Work to complete:
Would you copy each line of the data below that has "Greece"?

Start of Dataset

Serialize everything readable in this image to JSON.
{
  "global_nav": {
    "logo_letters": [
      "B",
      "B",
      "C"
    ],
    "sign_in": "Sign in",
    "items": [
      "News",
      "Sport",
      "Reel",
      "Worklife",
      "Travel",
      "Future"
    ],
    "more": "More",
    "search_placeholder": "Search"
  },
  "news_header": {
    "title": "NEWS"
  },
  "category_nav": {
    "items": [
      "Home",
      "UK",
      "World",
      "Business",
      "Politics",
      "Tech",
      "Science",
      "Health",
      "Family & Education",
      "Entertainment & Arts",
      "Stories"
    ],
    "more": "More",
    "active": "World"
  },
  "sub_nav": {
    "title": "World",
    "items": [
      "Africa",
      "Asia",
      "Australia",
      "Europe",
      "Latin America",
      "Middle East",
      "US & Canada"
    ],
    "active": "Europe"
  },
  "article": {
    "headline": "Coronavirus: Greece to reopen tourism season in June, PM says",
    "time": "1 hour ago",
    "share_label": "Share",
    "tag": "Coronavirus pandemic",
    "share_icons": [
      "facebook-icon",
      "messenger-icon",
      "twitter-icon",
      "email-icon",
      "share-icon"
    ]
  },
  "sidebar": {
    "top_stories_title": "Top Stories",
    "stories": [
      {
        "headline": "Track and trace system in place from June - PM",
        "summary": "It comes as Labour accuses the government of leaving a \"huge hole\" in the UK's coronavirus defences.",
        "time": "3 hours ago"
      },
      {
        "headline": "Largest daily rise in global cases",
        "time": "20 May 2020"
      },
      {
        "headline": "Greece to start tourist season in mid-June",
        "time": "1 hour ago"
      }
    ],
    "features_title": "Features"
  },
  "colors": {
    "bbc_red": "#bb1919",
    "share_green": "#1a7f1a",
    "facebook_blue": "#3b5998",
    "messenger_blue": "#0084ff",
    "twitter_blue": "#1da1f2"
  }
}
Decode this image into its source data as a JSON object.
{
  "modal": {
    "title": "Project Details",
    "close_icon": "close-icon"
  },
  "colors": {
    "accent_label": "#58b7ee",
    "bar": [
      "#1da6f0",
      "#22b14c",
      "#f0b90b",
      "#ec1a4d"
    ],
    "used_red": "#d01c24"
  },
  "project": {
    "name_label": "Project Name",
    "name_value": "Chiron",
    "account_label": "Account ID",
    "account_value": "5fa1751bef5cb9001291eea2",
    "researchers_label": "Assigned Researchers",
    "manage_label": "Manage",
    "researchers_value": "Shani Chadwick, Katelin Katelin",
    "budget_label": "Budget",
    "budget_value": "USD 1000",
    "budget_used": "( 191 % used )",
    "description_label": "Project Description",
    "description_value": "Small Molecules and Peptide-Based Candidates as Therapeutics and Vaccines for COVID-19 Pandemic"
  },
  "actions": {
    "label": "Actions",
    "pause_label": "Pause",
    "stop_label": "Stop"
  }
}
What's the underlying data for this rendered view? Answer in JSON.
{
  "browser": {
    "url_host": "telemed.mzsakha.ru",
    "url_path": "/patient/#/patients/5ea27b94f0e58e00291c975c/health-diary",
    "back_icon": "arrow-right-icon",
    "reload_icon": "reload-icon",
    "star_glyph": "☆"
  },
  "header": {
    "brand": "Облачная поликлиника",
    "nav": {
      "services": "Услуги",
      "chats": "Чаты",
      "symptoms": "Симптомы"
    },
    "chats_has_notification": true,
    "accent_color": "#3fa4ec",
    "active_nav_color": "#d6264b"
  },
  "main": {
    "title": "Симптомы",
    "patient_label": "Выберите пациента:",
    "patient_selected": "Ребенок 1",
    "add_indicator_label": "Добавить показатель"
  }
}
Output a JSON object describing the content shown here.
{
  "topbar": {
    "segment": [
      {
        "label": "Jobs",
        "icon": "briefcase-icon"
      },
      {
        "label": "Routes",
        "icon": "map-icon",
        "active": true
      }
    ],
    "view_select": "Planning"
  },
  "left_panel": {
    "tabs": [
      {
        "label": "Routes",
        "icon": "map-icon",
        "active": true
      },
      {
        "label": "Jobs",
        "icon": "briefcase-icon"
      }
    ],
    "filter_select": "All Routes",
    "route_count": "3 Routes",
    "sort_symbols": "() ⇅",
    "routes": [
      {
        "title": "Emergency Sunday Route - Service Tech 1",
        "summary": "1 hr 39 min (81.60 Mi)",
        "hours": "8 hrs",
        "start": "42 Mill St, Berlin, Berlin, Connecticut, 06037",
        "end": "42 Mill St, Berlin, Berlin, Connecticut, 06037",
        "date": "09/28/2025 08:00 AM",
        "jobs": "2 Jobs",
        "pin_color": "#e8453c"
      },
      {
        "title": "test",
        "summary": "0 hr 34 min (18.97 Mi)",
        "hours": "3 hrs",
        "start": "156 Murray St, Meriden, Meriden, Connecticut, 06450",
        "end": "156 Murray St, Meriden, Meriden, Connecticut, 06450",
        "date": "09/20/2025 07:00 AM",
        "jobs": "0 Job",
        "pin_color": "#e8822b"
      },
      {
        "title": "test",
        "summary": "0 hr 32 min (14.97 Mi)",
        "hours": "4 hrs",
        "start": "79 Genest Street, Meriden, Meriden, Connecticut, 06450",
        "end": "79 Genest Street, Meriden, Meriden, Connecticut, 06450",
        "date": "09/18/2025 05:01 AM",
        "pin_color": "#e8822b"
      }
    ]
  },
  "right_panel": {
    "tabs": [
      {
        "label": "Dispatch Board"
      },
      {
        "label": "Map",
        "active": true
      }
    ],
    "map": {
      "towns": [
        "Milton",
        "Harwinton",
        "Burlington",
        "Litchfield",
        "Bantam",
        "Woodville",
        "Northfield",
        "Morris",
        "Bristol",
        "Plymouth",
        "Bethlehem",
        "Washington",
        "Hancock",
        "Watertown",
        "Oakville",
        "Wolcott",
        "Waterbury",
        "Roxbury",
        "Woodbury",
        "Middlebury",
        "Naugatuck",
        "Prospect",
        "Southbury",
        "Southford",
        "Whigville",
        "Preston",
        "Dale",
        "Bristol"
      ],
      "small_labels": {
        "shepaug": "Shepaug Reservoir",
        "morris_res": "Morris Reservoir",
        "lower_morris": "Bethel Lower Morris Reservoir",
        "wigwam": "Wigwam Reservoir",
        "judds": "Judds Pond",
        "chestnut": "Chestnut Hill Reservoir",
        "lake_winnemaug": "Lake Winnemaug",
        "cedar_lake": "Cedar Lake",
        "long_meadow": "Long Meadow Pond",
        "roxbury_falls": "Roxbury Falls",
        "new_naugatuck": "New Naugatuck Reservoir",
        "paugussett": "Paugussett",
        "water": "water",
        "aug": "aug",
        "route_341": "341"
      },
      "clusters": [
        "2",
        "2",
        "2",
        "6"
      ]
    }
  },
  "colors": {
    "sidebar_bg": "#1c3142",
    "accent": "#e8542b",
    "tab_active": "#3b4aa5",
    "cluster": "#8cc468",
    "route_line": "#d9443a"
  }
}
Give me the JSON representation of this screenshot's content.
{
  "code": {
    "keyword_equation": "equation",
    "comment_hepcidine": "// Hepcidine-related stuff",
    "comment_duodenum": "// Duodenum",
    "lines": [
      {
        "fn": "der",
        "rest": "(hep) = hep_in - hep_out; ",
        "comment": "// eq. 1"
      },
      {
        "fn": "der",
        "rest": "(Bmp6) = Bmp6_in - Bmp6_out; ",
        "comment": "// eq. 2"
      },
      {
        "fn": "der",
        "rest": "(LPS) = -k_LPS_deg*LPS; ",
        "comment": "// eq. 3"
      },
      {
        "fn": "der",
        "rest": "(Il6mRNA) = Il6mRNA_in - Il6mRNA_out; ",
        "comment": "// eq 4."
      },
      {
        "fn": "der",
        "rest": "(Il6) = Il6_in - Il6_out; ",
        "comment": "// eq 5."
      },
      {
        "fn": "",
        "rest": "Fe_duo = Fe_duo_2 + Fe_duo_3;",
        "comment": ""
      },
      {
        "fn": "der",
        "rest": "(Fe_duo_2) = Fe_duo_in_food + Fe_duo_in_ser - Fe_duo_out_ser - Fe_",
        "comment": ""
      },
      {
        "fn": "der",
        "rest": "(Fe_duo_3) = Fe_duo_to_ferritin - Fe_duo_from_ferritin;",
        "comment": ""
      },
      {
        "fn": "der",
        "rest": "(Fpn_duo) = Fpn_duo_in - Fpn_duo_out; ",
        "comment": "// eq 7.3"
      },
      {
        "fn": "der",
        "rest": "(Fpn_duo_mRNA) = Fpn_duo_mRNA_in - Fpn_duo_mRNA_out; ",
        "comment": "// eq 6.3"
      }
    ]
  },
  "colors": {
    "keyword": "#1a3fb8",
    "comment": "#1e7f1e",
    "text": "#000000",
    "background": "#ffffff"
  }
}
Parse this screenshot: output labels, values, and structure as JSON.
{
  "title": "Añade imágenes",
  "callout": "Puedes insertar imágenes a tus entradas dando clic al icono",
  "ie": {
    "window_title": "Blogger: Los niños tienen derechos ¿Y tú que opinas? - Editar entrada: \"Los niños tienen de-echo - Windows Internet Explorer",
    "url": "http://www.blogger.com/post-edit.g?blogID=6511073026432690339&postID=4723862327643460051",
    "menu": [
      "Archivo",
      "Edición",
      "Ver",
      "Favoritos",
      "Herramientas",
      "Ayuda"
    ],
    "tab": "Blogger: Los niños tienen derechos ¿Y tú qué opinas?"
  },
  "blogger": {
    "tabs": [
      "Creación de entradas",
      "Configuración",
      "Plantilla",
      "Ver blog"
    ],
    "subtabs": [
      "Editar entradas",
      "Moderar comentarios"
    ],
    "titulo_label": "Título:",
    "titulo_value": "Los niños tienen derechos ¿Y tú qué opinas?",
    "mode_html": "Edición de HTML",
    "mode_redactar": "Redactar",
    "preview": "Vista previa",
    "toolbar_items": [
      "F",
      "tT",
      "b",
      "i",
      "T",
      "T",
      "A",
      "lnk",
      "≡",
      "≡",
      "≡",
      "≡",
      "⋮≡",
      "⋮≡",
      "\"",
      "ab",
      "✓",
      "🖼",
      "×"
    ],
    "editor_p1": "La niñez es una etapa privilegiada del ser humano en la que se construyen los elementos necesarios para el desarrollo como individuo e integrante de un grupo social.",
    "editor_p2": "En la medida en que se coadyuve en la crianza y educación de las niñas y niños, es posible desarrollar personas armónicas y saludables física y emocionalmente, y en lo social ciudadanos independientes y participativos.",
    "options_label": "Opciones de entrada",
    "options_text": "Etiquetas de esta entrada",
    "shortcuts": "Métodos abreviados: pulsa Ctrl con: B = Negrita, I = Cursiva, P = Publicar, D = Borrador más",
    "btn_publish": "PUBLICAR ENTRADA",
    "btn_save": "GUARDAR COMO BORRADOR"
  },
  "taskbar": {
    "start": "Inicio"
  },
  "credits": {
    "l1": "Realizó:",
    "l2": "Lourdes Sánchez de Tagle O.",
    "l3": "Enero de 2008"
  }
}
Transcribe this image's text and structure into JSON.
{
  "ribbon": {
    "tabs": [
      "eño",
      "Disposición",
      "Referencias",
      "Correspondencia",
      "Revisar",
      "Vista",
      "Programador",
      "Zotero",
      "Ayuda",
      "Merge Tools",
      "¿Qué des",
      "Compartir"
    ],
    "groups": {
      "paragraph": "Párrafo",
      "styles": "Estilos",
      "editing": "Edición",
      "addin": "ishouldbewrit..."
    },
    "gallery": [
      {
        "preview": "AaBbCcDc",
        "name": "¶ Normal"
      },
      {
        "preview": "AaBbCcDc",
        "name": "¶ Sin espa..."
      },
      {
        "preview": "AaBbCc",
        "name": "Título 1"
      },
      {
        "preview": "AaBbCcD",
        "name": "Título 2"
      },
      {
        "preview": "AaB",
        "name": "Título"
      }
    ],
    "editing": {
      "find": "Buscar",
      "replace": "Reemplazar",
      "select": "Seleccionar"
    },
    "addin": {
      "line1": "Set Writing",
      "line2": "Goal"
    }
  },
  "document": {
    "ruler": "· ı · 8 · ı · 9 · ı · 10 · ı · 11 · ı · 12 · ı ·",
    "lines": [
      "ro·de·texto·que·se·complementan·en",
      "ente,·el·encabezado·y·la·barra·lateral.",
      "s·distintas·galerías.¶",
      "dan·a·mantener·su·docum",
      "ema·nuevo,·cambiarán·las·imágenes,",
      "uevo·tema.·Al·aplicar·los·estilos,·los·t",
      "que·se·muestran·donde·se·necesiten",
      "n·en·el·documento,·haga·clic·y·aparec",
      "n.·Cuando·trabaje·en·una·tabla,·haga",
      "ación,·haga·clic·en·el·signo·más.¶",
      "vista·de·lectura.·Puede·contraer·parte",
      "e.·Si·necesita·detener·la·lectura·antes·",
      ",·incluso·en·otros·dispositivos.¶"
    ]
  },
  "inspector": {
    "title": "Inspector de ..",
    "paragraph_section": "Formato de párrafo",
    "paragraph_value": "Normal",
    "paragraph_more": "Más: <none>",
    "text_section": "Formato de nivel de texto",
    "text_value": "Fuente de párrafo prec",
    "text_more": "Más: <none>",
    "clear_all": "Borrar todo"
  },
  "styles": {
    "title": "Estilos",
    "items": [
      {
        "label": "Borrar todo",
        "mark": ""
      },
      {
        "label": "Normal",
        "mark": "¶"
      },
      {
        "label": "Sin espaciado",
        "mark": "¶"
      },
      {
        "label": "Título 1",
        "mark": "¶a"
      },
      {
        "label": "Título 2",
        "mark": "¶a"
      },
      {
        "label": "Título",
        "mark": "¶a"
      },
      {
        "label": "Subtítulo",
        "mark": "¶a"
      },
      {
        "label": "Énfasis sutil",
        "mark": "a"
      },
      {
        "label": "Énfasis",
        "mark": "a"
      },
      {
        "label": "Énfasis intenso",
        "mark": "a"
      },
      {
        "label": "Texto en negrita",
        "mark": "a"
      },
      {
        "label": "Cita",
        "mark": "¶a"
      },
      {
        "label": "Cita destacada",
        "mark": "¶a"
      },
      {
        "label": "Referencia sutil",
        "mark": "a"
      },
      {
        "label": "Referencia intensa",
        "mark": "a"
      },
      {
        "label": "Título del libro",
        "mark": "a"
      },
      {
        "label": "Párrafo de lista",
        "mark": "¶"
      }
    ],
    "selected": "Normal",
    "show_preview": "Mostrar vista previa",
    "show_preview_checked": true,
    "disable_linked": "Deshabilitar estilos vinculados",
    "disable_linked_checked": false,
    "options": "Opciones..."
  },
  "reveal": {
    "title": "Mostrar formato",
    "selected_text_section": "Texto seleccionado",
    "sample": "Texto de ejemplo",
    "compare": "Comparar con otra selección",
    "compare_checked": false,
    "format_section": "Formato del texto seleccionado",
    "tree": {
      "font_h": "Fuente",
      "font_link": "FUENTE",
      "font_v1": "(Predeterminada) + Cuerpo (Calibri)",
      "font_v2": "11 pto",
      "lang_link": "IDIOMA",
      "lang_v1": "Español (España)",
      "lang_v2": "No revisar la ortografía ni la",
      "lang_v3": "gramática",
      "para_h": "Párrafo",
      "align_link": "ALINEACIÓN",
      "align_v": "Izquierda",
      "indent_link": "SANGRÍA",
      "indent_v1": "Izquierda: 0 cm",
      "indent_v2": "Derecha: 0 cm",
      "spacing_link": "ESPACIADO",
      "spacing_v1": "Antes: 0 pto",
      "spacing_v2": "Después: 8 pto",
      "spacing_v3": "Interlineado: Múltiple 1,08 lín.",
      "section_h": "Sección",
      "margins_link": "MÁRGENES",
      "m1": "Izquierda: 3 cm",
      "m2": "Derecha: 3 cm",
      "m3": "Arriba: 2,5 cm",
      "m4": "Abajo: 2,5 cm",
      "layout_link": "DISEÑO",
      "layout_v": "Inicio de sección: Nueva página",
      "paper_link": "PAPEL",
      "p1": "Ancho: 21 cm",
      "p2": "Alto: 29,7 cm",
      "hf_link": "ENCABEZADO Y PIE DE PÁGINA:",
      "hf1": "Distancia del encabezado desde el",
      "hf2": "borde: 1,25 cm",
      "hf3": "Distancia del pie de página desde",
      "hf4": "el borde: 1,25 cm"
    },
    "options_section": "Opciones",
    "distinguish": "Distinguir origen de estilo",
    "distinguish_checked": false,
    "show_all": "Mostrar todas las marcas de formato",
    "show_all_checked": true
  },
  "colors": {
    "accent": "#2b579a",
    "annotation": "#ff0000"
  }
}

End of Dataset

Reply to the exercise:
    "headline": "Coronavirus: Greece to reopen tourism season in June, PM says",
        "headline": "Greece to start tourist season in mid-June",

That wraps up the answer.